» Instructions for the task
Scan the material that follows. Copy every line containing the word "menunggu".

(A run of records)
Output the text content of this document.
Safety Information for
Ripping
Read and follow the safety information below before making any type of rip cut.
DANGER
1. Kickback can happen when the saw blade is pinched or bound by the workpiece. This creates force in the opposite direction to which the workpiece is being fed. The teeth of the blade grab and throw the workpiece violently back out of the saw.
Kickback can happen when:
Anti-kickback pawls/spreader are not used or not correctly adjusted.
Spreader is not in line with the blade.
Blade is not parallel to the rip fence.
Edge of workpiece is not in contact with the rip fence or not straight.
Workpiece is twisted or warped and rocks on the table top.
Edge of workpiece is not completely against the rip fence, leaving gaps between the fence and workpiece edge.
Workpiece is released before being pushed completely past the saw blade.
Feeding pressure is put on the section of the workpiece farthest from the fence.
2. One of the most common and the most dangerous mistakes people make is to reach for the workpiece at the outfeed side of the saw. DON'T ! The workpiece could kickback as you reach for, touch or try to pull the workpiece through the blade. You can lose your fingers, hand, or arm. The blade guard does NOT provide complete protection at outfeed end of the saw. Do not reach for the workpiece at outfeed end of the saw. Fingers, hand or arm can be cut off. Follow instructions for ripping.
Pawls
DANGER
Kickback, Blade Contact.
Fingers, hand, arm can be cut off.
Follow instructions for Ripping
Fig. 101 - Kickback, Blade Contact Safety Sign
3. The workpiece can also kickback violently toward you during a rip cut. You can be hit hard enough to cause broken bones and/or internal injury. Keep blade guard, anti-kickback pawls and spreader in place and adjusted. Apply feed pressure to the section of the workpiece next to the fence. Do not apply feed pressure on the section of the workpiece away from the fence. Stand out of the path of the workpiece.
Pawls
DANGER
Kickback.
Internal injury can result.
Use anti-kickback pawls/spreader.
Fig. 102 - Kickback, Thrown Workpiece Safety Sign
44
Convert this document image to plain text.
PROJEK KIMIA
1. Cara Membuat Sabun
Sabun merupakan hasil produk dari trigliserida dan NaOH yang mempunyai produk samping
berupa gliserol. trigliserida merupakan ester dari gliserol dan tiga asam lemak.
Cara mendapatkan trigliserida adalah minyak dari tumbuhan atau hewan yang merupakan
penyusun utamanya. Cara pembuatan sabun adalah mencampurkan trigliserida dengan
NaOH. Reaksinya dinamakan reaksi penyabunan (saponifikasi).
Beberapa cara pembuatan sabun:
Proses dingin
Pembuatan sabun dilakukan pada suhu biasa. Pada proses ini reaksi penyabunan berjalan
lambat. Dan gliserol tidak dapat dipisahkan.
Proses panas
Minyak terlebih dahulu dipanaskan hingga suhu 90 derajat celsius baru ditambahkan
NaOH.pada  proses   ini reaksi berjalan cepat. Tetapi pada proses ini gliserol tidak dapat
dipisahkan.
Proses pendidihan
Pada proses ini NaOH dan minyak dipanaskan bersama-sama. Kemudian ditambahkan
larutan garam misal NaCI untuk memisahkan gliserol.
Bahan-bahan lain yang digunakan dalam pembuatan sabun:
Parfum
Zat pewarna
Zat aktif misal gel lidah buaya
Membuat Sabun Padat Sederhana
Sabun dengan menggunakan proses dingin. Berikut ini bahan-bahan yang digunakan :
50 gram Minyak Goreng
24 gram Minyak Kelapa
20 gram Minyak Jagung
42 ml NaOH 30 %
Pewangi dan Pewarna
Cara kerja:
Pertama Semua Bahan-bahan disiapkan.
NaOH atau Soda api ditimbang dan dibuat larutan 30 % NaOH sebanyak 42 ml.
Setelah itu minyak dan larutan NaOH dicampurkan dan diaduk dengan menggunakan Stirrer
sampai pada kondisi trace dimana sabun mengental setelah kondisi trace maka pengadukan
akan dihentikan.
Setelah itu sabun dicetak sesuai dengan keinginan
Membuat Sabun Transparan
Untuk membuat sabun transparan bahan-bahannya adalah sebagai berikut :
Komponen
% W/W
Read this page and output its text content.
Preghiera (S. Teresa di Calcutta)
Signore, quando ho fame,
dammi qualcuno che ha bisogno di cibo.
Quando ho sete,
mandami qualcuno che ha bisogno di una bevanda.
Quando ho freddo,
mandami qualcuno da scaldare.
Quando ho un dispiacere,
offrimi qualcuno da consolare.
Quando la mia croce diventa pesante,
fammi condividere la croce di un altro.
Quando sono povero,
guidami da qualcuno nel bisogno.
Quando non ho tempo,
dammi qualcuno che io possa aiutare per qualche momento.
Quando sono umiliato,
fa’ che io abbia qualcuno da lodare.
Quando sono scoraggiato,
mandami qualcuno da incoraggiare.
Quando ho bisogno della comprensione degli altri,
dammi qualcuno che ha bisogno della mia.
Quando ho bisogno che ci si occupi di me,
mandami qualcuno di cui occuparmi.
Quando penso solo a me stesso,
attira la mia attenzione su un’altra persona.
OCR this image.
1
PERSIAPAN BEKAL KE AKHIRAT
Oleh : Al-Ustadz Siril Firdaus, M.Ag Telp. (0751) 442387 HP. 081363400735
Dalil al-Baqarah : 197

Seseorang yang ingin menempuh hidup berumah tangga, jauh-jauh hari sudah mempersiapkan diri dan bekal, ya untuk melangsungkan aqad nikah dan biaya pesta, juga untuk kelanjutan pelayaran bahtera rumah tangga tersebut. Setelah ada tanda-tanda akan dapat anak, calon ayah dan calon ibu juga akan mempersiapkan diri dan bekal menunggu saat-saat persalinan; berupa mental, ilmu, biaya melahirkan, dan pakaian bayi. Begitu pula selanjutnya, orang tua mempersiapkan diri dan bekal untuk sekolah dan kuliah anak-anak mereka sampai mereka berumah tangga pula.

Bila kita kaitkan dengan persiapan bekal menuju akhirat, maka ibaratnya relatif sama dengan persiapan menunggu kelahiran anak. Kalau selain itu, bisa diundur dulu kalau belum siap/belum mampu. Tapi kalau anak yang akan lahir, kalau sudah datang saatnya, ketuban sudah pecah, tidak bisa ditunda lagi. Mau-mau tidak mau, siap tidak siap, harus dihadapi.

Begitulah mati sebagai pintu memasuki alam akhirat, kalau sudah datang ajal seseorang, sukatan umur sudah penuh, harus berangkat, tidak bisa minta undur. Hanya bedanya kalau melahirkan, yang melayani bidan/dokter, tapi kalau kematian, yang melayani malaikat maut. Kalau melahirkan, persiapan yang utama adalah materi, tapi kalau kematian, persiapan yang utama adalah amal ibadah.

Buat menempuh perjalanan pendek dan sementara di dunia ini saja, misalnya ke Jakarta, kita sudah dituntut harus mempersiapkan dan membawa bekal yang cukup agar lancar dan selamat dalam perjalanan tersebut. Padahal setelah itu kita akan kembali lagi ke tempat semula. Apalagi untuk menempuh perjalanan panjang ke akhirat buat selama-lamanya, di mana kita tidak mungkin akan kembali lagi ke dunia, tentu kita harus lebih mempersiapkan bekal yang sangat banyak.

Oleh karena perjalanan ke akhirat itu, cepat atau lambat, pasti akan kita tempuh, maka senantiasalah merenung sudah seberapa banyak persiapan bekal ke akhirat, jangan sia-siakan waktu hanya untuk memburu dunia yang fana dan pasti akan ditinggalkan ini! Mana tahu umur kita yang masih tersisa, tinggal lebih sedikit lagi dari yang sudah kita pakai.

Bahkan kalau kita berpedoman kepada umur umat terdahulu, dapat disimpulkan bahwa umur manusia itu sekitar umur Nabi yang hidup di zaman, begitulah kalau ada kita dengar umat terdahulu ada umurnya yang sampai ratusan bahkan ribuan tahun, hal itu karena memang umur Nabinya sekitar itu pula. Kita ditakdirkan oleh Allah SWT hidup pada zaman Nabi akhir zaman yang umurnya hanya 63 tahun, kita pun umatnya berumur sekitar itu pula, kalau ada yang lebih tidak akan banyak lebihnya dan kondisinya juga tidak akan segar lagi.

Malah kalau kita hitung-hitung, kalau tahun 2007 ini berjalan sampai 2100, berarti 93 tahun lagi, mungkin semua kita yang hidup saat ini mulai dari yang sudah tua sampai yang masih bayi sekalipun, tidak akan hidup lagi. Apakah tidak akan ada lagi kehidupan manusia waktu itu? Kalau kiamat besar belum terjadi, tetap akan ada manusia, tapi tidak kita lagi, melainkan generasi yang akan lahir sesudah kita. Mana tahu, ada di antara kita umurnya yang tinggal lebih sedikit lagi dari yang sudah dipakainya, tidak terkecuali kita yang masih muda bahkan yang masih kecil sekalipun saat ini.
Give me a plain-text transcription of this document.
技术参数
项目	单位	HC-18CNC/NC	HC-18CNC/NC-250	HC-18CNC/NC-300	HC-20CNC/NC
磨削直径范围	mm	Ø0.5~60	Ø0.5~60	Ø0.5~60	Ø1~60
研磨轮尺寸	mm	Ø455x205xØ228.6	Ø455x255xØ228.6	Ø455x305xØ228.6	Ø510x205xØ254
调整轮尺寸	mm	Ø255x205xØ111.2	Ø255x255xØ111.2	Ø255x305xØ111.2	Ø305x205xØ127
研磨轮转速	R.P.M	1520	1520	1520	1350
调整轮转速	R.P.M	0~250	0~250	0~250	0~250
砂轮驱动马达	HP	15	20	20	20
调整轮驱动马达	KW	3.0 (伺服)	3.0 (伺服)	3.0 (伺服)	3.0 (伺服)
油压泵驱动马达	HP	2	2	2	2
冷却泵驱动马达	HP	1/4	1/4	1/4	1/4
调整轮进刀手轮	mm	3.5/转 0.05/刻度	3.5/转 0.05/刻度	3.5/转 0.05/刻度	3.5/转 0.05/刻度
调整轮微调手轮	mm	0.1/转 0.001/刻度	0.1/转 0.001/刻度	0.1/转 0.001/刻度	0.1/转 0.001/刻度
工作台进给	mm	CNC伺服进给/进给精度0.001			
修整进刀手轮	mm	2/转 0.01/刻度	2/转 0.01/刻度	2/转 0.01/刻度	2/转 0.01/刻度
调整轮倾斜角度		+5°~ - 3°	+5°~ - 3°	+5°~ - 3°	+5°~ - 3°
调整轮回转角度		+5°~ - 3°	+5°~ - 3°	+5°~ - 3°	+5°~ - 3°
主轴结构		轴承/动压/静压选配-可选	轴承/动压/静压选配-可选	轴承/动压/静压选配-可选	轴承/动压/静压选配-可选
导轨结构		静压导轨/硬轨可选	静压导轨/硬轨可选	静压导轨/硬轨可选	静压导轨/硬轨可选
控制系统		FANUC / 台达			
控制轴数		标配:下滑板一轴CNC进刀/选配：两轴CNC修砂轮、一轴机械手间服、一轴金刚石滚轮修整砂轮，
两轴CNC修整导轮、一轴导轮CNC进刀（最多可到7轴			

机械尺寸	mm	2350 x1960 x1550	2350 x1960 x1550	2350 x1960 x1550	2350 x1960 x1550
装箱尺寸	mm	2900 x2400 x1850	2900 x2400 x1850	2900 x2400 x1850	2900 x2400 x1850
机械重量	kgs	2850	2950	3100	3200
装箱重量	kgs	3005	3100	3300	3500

» Solution to the exercise
Seseorang yang ingin menempuh hidup berumah tangga, jauh-jauh hari sudah mempersiapkan diri dan bekal, ya untuk melangsungkan aqad nikah dan biaya pesta, juga untuk kelanjutan pelayaran bahtera rumah tangga tersebut. Setelah ada tanda-tanda akan dapat anak, calon ayah dan calon ibu juga akan mempersiapkan diri dan bekal menunggu saat-saat persalinan; berupa mental, ilmu, biaya melahirkan, dan pakaian bayi. Begitu pula selanjutnya, orang tua mempersiapkan diri dan bekal untuk sekolah dan kuliah anak-anak mereka sampai mereka berumah tangga pula.
Bila kita kaitkan dengan persiapan bekal menuju akhirat, maka ibaratnya relatif sama dengan persiapan menunggu kelahiran anak. Kalau selain itu, bisa diundur dulu kalau belum siap/belum mampu. Tapi kalau anak yang akan lahir, kalau sudah datang saatnya, ketuban sudah pecah, tidak bisa ditunda lagi. Mau-mau tidak mau, siap tidak siap, harus dihadapi.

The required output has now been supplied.